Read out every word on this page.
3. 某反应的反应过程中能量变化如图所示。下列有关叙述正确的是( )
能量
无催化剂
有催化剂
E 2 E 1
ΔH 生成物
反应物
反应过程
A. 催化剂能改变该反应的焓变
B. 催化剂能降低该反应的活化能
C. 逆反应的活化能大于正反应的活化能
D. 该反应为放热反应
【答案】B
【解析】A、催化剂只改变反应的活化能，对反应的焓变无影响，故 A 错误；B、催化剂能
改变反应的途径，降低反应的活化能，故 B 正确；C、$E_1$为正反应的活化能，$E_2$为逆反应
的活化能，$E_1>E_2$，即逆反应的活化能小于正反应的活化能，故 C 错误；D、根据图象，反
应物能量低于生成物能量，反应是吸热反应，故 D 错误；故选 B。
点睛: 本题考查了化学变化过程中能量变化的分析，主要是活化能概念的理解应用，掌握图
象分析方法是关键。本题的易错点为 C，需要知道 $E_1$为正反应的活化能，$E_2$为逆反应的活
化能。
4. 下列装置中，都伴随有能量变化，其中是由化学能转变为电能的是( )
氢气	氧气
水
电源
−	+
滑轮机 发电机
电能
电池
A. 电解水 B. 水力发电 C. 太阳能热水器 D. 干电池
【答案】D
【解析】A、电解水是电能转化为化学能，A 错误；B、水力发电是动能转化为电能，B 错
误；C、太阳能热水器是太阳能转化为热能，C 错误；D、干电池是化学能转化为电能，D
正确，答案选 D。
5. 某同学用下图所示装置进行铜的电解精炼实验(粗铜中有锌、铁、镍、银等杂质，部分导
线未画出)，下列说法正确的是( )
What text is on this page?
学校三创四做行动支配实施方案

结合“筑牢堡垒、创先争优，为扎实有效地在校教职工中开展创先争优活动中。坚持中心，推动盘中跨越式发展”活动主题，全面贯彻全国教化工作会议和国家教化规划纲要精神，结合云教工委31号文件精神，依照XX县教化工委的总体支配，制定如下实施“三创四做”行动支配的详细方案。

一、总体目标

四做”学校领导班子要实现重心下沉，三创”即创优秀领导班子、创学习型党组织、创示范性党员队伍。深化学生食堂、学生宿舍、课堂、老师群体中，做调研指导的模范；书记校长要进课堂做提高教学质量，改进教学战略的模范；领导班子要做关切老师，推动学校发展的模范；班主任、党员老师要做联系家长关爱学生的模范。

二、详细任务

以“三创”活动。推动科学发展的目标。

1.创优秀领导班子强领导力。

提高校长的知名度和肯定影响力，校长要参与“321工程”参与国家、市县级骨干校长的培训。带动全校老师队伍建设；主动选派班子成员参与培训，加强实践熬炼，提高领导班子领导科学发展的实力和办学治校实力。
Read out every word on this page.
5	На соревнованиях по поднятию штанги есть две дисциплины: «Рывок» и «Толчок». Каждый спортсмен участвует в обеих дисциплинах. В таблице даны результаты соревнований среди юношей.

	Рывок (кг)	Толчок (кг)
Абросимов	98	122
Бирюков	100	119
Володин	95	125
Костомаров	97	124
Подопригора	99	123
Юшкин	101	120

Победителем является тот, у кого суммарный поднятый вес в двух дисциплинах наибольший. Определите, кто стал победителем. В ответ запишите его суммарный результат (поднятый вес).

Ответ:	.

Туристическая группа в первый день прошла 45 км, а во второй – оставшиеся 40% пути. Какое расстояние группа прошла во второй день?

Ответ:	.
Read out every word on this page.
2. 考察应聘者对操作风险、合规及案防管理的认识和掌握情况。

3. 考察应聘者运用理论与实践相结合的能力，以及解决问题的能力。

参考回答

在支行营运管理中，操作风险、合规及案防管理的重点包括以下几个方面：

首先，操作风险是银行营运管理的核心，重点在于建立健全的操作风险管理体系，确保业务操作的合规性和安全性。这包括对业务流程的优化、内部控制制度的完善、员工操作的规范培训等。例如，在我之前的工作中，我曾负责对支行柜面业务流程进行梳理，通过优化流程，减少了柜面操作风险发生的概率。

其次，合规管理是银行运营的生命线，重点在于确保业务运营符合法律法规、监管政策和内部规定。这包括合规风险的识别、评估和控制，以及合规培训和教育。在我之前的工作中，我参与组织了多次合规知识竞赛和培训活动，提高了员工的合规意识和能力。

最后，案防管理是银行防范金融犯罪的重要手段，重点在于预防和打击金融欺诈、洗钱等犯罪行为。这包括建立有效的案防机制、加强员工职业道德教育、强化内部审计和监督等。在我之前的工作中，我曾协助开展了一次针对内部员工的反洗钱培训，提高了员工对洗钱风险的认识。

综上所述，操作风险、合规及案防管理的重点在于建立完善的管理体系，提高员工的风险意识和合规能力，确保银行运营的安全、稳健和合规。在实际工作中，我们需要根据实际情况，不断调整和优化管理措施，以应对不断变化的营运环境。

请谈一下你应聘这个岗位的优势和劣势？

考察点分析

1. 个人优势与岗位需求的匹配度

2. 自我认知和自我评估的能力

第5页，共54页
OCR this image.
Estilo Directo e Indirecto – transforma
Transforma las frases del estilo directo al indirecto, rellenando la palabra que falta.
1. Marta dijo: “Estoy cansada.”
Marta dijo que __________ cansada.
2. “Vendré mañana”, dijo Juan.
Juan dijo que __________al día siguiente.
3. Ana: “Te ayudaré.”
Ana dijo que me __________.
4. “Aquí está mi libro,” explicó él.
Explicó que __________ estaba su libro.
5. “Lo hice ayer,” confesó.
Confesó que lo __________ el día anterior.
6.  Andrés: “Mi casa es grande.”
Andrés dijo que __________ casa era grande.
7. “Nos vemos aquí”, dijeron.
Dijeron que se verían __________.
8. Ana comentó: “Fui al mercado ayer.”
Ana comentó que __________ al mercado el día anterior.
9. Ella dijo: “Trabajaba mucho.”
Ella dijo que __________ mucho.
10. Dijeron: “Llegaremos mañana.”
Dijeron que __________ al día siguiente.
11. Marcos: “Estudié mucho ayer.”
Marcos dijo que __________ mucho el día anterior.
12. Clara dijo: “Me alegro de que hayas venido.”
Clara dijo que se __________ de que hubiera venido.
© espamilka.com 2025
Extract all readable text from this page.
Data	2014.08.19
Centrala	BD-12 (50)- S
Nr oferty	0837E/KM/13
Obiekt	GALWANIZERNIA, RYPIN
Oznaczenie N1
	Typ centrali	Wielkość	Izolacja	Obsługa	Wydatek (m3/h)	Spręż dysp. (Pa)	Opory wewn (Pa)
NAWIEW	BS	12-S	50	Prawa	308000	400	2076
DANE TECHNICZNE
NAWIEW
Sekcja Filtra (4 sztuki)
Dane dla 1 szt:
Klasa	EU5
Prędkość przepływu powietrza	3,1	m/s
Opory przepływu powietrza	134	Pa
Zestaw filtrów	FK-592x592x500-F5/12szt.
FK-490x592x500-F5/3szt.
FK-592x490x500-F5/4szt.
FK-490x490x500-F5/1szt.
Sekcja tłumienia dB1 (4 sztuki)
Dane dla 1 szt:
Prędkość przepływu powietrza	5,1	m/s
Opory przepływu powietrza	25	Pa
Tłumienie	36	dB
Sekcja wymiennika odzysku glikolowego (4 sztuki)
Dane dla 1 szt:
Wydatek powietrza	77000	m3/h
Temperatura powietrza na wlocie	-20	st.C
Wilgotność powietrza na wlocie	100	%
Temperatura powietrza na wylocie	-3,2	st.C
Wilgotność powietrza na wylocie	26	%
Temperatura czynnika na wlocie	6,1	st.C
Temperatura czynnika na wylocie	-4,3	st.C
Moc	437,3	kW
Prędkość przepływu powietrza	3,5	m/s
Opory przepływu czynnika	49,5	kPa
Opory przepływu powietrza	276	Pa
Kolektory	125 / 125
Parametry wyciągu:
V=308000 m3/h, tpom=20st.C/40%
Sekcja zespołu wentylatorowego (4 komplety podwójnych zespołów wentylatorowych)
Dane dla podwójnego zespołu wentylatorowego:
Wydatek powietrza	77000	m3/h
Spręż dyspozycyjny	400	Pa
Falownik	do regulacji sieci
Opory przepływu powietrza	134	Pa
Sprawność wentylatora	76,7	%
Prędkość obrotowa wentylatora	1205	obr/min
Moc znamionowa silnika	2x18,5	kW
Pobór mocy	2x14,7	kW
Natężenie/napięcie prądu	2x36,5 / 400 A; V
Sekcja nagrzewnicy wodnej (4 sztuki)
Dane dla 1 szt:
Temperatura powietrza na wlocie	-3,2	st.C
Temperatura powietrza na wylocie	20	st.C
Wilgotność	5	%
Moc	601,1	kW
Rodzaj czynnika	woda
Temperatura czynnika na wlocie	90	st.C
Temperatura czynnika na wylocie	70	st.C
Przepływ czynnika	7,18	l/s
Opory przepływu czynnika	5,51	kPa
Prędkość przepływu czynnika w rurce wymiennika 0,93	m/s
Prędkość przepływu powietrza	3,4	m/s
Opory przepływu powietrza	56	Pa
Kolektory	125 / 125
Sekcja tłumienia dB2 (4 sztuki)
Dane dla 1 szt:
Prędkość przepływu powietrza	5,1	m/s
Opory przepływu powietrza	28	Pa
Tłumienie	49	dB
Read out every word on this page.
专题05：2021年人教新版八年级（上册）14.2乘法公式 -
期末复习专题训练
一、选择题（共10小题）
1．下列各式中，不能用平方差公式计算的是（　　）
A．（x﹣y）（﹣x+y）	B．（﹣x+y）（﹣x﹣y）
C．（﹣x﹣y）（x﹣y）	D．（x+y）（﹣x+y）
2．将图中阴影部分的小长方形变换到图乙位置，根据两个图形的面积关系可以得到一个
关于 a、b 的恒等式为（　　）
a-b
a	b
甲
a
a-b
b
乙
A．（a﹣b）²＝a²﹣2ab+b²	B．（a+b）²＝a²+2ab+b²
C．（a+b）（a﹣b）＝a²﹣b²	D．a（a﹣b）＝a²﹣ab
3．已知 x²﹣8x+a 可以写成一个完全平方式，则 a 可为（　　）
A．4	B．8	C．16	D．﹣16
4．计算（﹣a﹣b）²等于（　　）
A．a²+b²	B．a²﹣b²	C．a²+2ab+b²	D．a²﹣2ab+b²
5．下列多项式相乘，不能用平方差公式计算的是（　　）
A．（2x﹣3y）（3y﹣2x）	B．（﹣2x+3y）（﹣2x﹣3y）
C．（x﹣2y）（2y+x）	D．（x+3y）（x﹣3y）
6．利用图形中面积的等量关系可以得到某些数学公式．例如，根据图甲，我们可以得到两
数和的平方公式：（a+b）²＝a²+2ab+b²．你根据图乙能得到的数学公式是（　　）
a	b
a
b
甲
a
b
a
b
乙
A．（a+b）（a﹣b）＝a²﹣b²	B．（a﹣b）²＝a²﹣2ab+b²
-.-.-
**TASK DIRECTIONS:**
Which lines hold the word "cansada"? Copy all of them.

**RESPONSE TO THIS TASK:**
1. Marta dijo: “Estoy cansada.”
Marta dijo que __________ cansada.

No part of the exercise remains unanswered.